===== SUPPLIED MATERIAL
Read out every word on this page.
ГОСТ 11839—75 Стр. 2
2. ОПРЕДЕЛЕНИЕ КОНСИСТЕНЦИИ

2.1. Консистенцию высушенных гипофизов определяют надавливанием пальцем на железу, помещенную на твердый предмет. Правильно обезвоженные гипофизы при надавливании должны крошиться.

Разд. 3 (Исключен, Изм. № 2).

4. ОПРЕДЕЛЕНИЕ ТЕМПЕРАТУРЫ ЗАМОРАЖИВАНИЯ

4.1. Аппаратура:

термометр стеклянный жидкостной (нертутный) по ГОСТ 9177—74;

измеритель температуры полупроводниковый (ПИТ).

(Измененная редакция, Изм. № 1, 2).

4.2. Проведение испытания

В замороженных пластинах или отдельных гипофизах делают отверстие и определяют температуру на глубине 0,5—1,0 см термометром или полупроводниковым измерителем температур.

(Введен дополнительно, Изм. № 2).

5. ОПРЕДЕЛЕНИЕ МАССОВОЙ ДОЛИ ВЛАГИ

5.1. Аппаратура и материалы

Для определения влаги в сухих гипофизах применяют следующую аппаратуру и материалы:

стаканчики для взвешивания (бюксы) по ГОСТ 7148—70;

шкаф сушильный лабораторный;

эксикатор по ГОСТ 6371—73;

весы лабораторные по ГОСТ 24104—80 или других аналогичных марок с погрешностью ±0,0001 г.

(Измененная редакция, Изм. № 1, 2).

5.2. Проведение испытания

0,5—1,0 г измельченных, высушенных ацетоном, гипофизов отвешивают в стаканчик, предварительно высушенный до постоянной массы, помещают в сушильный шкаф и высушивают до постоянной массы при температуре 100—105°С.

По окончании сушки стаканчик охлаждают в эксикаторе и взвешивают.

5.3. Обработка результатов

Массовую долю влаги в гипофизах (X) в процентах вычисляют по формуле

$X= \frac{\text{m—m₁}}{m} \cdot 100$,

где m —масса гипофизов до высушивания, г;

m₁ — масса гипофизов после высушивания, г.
==========
TASK DESCRIPTION =
Print the material verbatim, all of it.

CORRECT RESPONSE =
Read out every word on this page.
ГОСТ 11839—75 Стр. 2
2. ОПРЕДЕЛЕНИЕ КОНСИСТЕНЦИИ

2.1. Консистенцию высушенных гипофизов определяют надавливанием пальцем на железу, помещенную на твердый предмет. Правильно обезвоженные гипофизы при надавливании должны крошиться.

Разд. 3 (Исключен, Изм. № 2).

4. ОПРЕДЕЛЕНИЕ ТЕМПЕРАТУРЫ ЗАМОРАЖИВАНИЯ

4.1. Аппаратура:

термометр стеклянный жидкостной (нертутный) по ГОСТ 9177—74;

измеритель температуры полупроводниковый (ПИТ).

(Измененная редакция, Изм. № 1, 2).

4.2. Проведение испытания

В замороженных пластинах или отдельных гипофизах делают отверстие и определяют температуру на глубине 0,5—1,0 см термометром или полупроводниковым измерителем температур.

(Введен дополнительно, Изм. № 2).

5. ОПРЕДЕЛЕНИЕ МАССОВОЙ ДОЛИ ВЛАГИ

5.1. Аппаратура и материалы

Для определения влаги в сухих гипофизах применяют следующую аппаратуру и материалы:

стаканчики для взвешивания (бюксы) по ГОСТ 7148—70;

шкаф сушильный лабораторный;

эксикатор по ГОСТ 6371—73;

весы лабораторные по ГОСТ 24104—80 или других аналогичных марок с погрешностью ±0,0001 г.

(Измененная редакция, Изм. № 1, 2).

5.2. Проведение испытания

0,5—1,0 г измельченных, высушенных ацетоном, гипофизов отвешивают в стаканчик, предварительно высушенный до постоянной массы, помещают в сушильный шкаф и высушивают до постоянной массы при температуре 100—105°С.

По окончании сушки стаканчик охлаждают в эксикаторе и взвешивают.

5.3. Обработка результатов

Массовую долю влаги в гипофизах (X) в процентах вычисляют по формуле

$X= \frac{\text{m—m₁}}{m} \cdot 100$,

где m —масса гипофизов до высушивания, г;

m₁ — масса гипофизов после высушивания, г.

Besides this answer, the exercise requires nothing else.